### Exercise objective:
Transcribe every entry word for word. Skip the pictures.

[Figure dataset records]
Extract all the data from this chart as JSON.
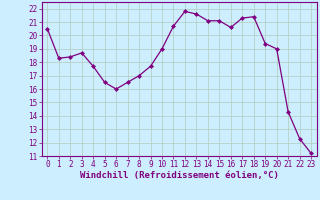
{
  "x": [
    0,
    1,
    2,
    3,
    4,
    5,
    6,
    7,
    8,
    9,
    10,
    11,
    12,
    13,
    14,
    15,
    16,
    17,
    18,
    19,
    20,
    21,
    22,
    23
  ],
  "y": [
    20.5,
    18.3,
    18.4,
    18.7,
    17.7,
    16.5,
    16.0,
    16.5,
    17.0,
    17.7,
    19.0,
    20.7,
    21.8,
    21.6,
    21.1,
    21.1,
    20.6,
    21.3,
    21.4,
    19.4,
    19.0,
    14.3,
    12.3,
    11.2
  ],
  "line_color": "#800080",
  "marker": "D",
  "marker_size": 2,
  "bg_color": "#cceeff",
  "grid_color": "#b0ccbb",
  "xlabel": "Windchill (Refroidissement éolien,°C)",
  "ylim": [
    11,
    22.5
  ],
  "xlim": [
    -0.5,
    23.5
  ],
  "yticks": [
    11,
    12,
    13,
    14,
    15,
    16,
    17,
    18,
    19,
    20,
    21,
    22
  ],
  "xticks": [
    0,
    1,
    2,
    3,
    4,
    5,
    6,
    7,
    8,
    9,
    10,
    11,
    12,
    13,
    14,
    15,
    16,
    17,
    18,
    19,
    20,
    21,
    22,
    23
  ],
  "tick_fontsize": 5.5,
  "xlabel_fontsize": 6.5,
  "tick_color": "#800080",
  "spine_color": "#800080",
  "linewidth": 0.9
}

### Correct answer:
Extract all the data from this chart as JSON.
{
  "x": [
    0,
    1,
    2,
    3,
    4,
    5,
    6,
    7,
    8,
    9,
    10,
    11,
    12,
    13,
    14,
    15,
    16,
    17,
    18,
    19,
    20,
    21,
    22,
    23
  ],
  "y": [
    20.5,
    18.3,
    18.4,
    18.7,
    17.7,
    16.5,
    16.0,
    16.5,
    17.0,
    17.7,
    19.0,
    20.7,
    21.8,
    21.6,
    21.1,
    21.1,
    20.6,
    21.3,
    21.4,
    19.4,
    19.0,
    14.3,
    12.3,
    11.2
  ],
  "line_color": "#800080",
  "marker": "D",
  "marker_size": 2,
  "bg_color": "#cceeff",
  "grid_color": "#b0ccbb",
  "xlabel": "Windchill (Refroidissement éolien,°C)",
  "ylim": [
    11,
    22.5
  ],
  "xlim": [
    -0.5,
    23.5
  ],
  "yticks": [
    11,
    12,
    13,
    14,
    15,
    16,
    17,
    18,
    19,
    20,
    21,
    22
  ],
  "xticks": [
    0,
    1,
    2,
    3,
    4,
    5,
    6,
    7,
    8,
    9,
    10,
    11,
    12,
    13,
    14,
    15,
    16,
    17,
    18,
    19,
    20,
    21,
    22,
    23
  ],
  "tick_fontsize": 5.5,
  "xlabel_fontsize": 6.5,
  "tick_color": "#800080",
  "spine_color": "#800080",
  "linewidth": 0.9
}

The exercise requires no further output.